Dataset items:
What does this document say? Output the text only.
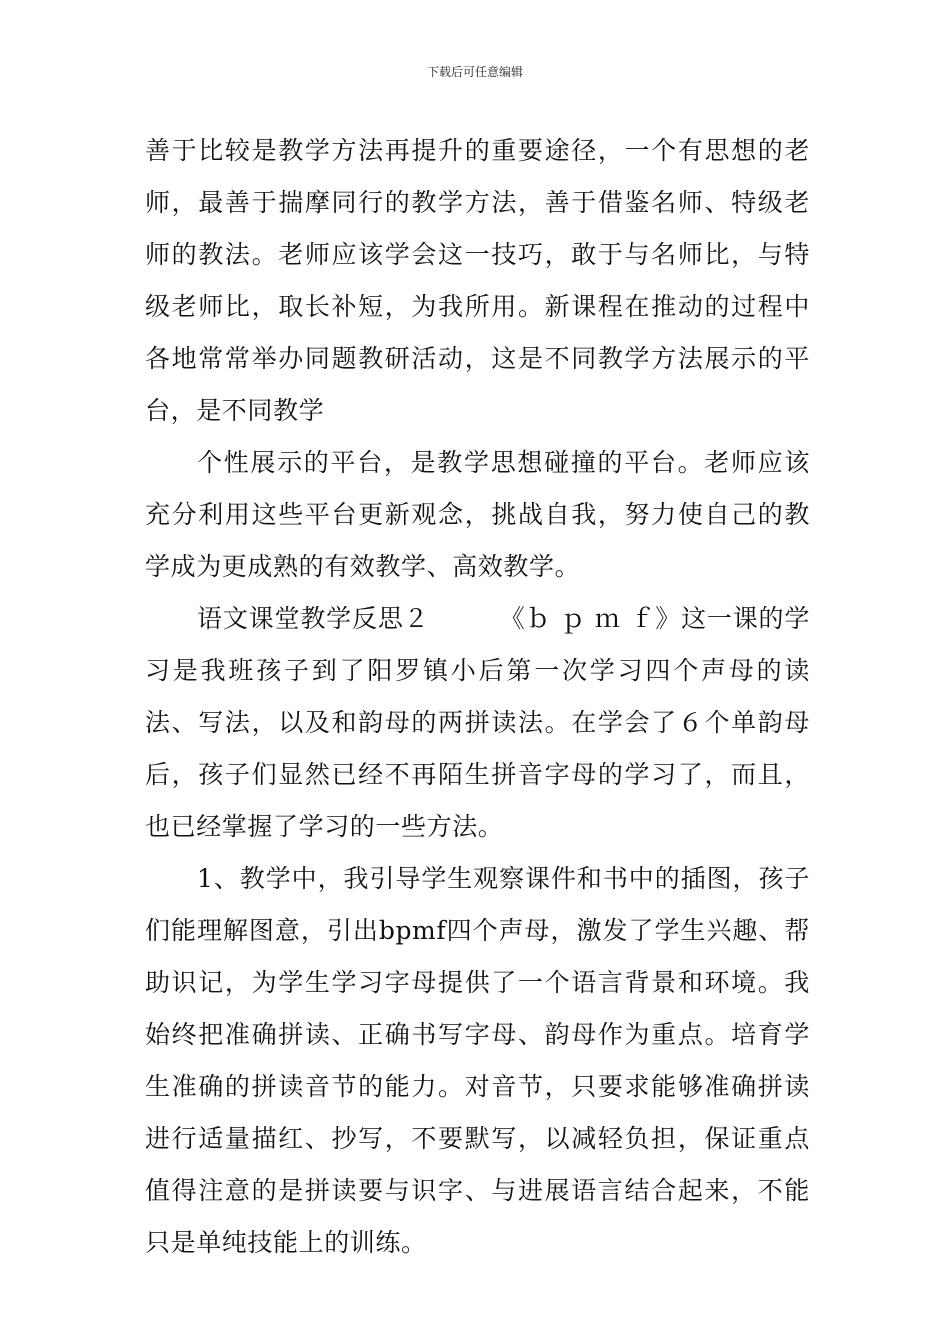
下载后可任意编辑

善于比较是教学方法再提升的重要途径，一个有思想的老师，最善于揣摩同行的教学方法，善于借鉴名师、特级老师的教法。老师应该学会这一技巧，敢于与名师比，与特级老师比，取长补短，为我所用。新课程在推动的过程中各地常常举办同题教研活动，这是不同教学方法展示的平台，是不同教学

个性展示的平台，是教学思想碰撞的平台。老师应该充分利用这些平台更新观念，挑战自我，努力使自己的教学成为更成熟的有效教学、高效教学。

语文课堂教学反思２	《ｂ ｐ ｍ ｆ》这一课的学习是我班孩子到了阳罗镇小后第一次学习四个声母的读法、写法，以及和韵母的两拼读法。在学会了６个单韵母后，孩子们显然已经不再陌生拼音字母的学习了，而且，也已经掌握了学习的一些方法。

1、教学中，我引导学生观察课件和书中的插图，孩子们能理解图意，引出bpmf四个声母，激发了学生兴趣、帮助识记，为学生学习字母提供了一个语言背景和环境。我始终把准确拼读、正确书写字母、韵母作为重点。培育学生准确的拼读音节的能力。对音节，只要求能够准确拼读进行适量描红、抄写，不要默写，以减轻负担，保证重点值得注意的是拼读要与识字、与进展语言结合起来，不能只是单纯技能上的训练。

### Task instructions
Transcribe the records above exactly, omitting every picture they contain.

### Complete output
What does this document say? Output the text only.
下载后可任意编辑

善于比较是教学方法再提升的重要途径，一个有思想的老师，最善于揣摩同行的教学方法，善于借鉴名师、特级老师的教法。老师应该学会这一技巧，敢于与名师比，与特级老师比，取长补短，为我所用。新课程在推动的过程中各地常常举办同题教研活动，这是不同教学方法展示的平台，是不同教学

个性展示的平台，是教学思想碰撞的平台。老师应该充分利用这些平台更新观念，挑战自我，努力使自己的教学成为更成熟的有效教学、高效教学。

语文课堂教学反思２	《ｂ ｐ ｍ ｆ》这一课的学习是我班孩子到了阳罗镇小后第一次学习四个声母的读法、写法，以及和韵母的两拼读法。在学会了６个单韵母后，孩子们显然已经不再陌生拼音字母的学习了，而且，也已经掌握了学习的一些方法。

1、教学中，我引导学生观察课件和书中的插图，孩子们能理解图意，引出bpmf四个声母，激发了学生兴趣、帮助识记，为学生学习字母提供了一个语言背景和环境。我始终把准确拼读、正确书写字母、韵母作为重点。培育学生准确的拼读音节的能力。对音节，只要求能够准确拼读进行适量描红、抄写，不要默写，以减轻负担，保证重点值得注意的是拼读要与识字、与进展语言结合起来，不能只是单纯技能上的训练。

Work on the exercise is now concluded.